(Dataset items)
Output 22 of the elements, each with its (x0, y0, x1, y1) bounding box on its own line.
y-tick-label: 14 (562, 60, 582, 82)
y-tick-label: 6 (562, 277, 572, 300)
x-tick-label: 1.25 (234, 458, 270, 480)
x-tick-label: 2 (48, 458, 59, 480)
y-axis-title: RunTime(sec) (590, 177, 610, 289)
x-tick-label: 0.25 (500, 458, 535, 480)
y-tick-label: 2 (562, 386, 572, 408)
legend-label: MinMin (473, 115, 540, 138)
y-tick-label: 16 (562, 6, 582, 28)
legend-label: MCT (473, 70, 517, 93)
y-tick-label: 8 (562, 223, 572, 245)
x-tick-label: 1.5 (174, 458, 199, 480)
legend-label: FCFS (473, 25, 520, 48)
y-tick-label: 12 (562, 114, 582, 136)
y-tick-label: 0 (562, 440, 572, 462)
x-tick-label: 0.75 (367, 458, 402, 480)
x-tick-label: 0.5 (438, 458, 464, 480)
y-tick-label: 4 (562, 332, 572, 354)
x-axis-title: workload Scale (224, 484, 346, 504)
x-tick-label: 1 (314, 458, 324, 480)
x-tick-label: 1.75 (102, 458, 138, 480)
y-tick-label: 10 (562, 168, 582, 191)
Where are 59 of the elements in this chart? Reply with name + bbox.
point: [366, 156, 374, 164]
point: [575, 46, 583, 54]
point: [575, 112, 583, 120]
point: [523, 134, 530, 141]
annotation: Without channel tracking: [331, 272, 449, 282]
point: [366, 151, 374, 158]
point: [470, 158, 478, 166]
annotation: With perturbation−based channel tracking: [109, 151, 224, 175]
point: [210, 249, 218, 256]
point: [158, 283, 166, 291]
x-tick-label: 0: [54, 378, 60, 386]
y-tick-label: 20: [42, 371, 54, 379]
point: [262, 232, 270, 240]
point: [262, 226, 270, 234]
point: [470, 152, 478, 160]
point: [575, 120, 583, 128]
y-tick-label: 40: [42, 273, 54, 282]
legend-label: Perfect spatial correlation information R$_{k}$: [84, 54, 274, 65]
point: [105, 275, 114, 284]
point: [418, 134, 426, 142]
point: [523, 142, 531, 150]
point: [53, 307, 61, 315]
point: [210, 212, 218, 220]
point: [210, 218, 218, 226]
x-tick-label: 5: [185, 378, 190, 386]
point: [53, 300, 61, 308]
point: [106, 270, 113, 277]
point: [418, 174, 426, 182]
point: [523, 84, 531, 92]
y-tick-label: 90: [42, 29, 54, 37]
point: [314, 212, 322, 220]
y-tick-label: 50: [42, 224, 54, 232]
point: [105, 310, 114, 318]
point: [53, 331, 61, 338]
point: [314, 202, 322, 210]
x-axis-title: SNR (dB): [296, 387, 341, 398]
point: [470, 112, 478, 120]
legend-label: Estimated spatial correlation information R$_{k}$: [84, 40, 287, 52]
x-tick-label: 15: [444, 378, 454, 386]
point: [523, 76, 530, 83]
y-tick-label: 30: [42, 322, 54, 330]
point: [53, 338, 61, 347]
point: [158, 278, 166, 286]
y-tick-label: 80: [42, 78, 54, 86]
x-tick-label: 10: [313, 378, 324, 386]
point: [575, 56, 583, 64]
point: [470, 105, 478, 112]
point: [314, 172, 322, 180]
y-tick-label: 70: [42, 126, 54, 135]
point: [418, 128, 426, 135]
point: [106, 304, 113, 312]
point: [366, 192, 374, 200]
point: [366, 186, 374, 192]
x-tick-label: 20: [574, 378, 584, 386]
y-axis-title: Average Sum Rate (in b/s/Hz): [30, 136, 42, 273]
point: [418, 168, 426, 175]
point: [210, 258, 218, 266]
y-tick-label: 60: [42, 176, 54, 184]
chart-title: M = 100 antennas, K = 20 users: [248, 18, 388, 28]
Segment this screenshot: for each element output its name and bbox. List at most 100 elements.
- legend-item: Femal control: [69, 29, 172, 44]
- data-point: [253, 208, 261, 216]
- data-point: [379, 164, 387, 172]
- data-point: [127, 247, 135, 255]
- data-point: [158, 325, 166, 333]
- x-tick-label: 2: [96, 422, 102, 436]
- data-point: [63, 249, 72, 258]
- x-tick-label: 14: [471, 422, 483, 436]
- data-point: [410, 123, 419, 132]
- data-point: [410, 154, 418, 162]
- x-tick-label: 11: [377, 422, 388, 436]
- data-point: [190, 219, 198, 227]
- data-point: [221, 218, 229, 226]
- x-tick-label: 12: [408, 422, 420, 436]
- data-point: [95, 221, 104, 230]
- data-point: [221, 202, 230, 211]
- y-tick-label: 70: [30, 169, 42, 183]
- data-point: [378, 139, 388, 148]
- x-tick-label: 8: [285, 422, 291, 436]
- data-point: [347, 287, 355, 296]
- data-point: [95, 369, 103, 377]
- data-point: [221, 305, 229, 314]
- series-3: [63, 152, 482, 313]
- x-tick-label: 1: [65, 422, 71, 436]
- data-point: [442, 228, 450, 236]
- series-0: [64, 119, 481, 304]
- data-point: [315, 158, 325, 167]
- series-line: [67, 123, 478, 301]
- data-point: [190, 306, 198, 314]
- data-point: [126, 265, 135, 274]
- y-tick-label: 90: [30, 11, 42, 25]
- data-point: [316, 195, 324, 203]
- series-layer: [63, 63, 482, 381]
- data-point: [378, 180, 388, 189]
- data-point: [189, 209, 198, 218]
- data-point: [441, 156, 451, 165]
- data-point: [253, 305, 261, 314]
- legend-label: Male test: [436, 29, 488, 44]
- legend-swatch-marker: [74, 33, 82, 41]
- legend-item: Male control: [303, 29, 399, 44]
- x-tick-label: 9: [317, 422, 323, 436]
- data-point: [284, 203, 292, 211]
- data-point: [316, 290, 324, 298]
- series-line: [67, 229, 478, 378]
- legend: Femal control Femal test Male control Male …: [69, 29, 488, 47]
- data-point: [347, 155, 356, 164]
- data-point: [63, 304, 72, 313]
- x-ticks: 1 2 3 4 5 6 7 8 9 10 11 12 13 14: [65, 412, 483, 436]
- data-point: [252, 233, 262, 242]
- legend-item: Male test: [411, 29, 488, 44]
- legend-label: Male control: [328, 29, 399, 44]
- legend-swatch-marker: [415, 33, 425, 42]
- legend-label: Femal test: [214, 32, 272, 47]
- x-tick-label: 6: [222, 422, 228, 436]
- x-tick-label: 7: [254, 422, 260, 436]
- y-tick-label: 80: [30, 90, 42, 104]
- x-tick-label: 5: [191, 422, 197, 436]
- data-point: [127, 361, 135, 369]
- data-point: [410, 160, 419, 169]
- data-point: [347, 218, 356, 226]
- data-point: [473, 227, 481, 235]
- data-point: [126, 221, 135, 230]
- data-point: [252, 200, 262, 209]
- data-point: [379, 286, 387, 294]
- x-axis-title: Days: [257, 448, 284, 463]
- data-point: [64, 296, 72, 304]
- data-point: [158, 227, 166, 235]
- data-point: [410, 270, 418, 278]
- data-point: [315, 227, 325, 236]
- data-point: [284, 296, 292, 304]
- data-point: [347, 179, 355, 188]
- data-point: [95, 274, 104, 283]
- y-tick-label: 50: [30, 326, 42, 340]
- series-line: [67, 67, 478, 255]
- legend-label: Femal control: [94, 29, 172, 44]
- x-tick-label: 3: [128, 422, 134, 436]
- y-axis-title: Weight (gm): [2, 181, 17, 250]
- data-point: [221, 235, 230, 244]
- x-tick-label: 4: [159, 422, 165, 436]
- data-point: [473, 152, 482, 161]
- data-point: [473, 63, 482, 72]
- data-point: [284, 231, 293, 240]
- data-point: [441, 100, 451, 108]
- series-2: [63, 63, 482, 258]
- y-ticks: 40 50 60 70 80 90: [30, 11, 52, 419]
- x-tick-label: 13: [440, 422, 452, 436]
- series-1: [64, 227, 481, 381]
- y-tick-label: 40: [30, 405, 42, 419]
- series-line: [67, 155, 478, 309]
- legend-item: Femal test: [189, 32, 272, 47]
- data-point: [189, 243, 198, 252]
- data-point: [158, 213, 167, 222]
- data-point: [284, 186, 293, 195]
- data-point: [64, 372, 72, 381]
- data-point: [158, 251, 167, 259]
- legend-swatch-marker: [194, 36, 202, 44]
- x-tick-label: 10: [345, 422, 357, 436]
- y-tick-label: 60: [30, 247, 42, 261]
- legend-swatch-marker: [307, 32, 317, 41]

Instruction:
Rewrite the items above as a JSON list of strings, from the first line through the line that contains "point: [366, 156, 374, 164]", with one string per line and blank lines left out.

Output below:
[
  "Output 22 of the elements, each with its (x0, y0, x1, y1) bounding box on its own line.",
  "y-tick-label: 14 (562, 60, 582, 82)",
  "y-tick-label: 6 (562, 277, 572, 300)",
  "x-tick-label: 1.25 (234, 458, 270, 480)",
  "x-tick-label: 2 (48, 458, 59, 480)",
  "y-axis-title: RunTime(sec) (590, 177, 610, 289)",
  "x-tick-label: 0.25 (500, 458, 535, 480)",
  "y-tick-label: 2 (562, 386, 572, 408)",
  "legend-label: MinMin (473, 115, 540, 138)",
  "y-tick-label: 16 (562, 6, 582, 28)",
  "legend-label: MCT (473, 70, 517, 93)",
  "y-tick-label: 8 (562, 223, 572, 245)",
  "x-tick-label: 1.5 (174, 458, 199, 480)",
  "legend-label: FCFS (473, 25, 520, 48)",
  "y-tick-label: 12 (562, 114, 582, 136)",
  "y-tick-label: 0 (562, 440, 572, 462)",
  "x-tick-label: 0.75 (367, 458, 402, 480)",
  "x-tick-label: 0.5 (438, 458, 464, 480)",
  "y-tick-label: 4 (562, 332, 572, 354)",
  "x-axis-title: workload Scale (224, 484, 346, 504)",
  "x-tick-label: 1 (314, 458, 324, 480)",
  "x-tick-label: 1.75 (102, 458, 138, 480)",
  "y-tick-label: 10 (562, 168, 582, 191)",
  "Where are 59 of the elements in this chart? Reply with name + bbox.",
  "point: [366, 156, 374, 164]"
]